##### Material provided #####

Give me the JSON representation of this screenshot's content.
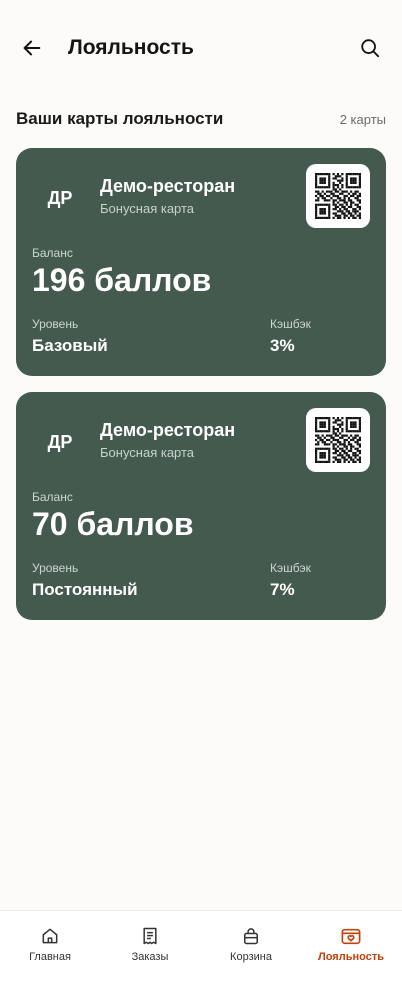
{
  "header": {
    "title": "Лояльность",
    "back_icon": "arrow-left-icon",
    "search_icon": "search-icon"
  },
  "section": {
    "title": "Ваши карты лояльности",
    "count": "2 карты"
  },
  "cards": [
    {
      "avatar": "ДР",
      "name": "Демо-ресторан",
      "type": "Бонусная карта",
      "balance_label": "Баланс",
      "balance": "196 баллов",
      "level_label": "Уровень",
      "level": "Базовый",
      "cashback_label": "Кэшбэк",
      "cashback": "3%"
    },
    {
      "avatar": "ДР",
      "name": "Демо-ресторан",
      "type": "Бонусная карта",
      "balance_label": "Баланс",
      "balance": "70 баллов",
      "level_label": "Уровень",
      "level": "Постоянный",
      "cashback_label": "Кэшбэк",
      "cashback": "7%"
    }
  ],
  "nav": {
    "items": [
      {
        "label": "Главная",
        "icon": "home-icon"
      },
      {
        "label": "Заказы",
        "icon": "receipt-icon"
      },
      {
        "label": "Корзина",
        "icon": "bag-icon"
      },
      {
        "label": "Лояльность",
        "icon": "loyalty-card-icon",
        "active": true
      }
    ]
  },
  "colors": {
    "card_bg": "#445a4f",
    "accent": "#c2410c",
    "background": "#fcfbfa"
  }
}
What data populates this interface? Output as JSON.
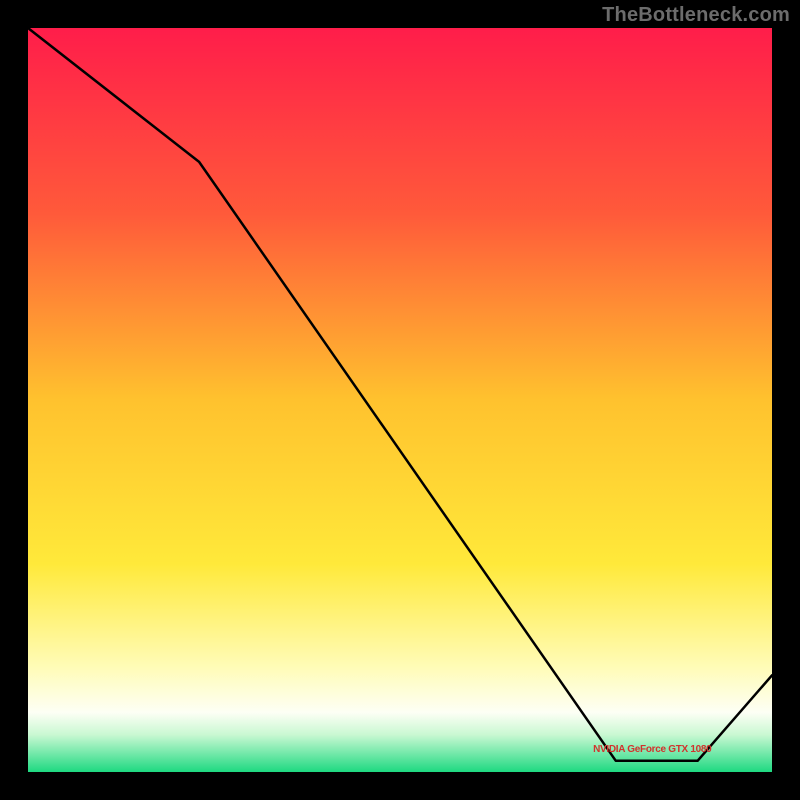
{
  "watermark": "TheBottleneck.com",
  "annotation_label": "NVIDIA GeForce GTX 1080",
  "chart_data": {
    "type": "line",
    "title": "",
    "xlabel": "",
    "ylabel": "",
    "xlim": [
      0,
      100
    ],
    "ylim": [
      0,
      100
    ],
    "x": [
      0,
      23,
      79,
      90,
      100
    ],
    "values": [
      100,
      82,
      1.5,
      1.5,
      13
    ],
    "annotations": [
      {
        "text": "NVIDIA GeForce GTX 1080",
        "x": 82,
        "y": 3
      }
    ],
    "gradient_stops": [
      {
        "pct": 0,
        "color": "#ff1d4a"
      },
      {
        "pct": 25,
        "color": "#ff5a3a"
      },
      {
        "pct": 50,
        "color": "#ffc22e"
      },
      {
        "pct": 72,
        "color": "#ffe93a"
      },
      {
        "pct": 86,
        "color": "#fffcb8"
      },
      {
        "pct": 92,
        "color": "#fdfff5"
      },
      {
        "pct": 95,
        "color": "#c9f8d2"
      },
      {
        "pct": 100,
        "color": "#1ed981"
      }
    ]
  }
}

#####

**What you have to do:** Reproduce the data above in full, exactly as it is, with the pictures left out.

**Solution below:**
Give me the JSON representation of this screenshot's content.
{
  "header": {
    "title": "Лояльность",
    "back_icon": "arrow-left-icon",
    "search_icon": "search-icon"
  },
  "section": {
    "title": "Ваши карты лояльности",
    "count": "2 карты"
  },
  "cards": [
    {
      "avatar": "ДР",
      "name": "Демо-ресторан",
      "type": "Бонусная карта",
      "balance_label": "Баланс",
      "balance": "196 баллов",
      "level_label": "Уровень",
      "level": "Базовый",
      "cashback_label": "Кэшбэк",
      "cashback": "3%"
    },
    {
      "avatar": "ДР",
      "name": "Демо-ресторан",
      "type": "Бонусная карта",
      "balance_label": "Баланс",
      "balance": "70 баллов",
      "level_label": "Уровень",
      "level": "Постоянный",
      "cashback_label": "Кэшбэк",
      "cashback": "7%"
    }
  ],
  "nav": {
    "items": [
      {
        "label": "Главная",
        "icon": "home-icon"
      },
      {
        "label": "Заказы",
        "icon": "receipt-icon"
      },
      {
        "label": "Корзина",
        "icon": "bag-icon"
      },
      {
        "label": "Лояльность",
        "icon": "loyalty-card-icon",
        "active": true
      }
    ]
  },
  "colors": {
    "card_bg": "#445a4f",
    "accent": "#c2410c",
    "background": "#fcfbfa"
  }
}
What data populates this interface? Output as JSON.
{
  "watermark": "TheBottleneck.com",
  "annotation_label": "NVIDIA GeForce GTX 1080",
  "chart_data": {
    "type": "line",
    "title": "",
    "xlabel": "",
    "ylabel": "",
    "xlim": [
      0,
      100
    ],
    "ylim": [
      0,
      100
    ],
    "x": [
      0,
      23,
      79,
      90,
      100
    ],
    "values": [
      100,
      82,
      1.5,
      1.5,
      13
    ],
    "annotations": [
      {
        "text": "NVIDIA GeForce GTX 1080",
        "x": 82,
        "y": 3
      }
    ],
    "gradient_stops": [
      {
        "pct": 0,
        "color": "#ff1d4a"
      },
      {
        "pct": 25,
        "color": "#ff5a3a"
      },
      {
        "pct": 50,
        "color": "#ffc22e"
      },
      {
        "pct": 72,
        "color": "#ffe93a"
      },
      {
        "pct": 86,
        "color": "#fffcb8"
      },
      {
        "pct": 92,
        "color": "#fdfff5"
      },
      {
        "pct": 95,
        "color": "#c9f8d2"
      },
      {
        "pct": 100,
        "color": "#1ed981"
      }
    ]
  }
}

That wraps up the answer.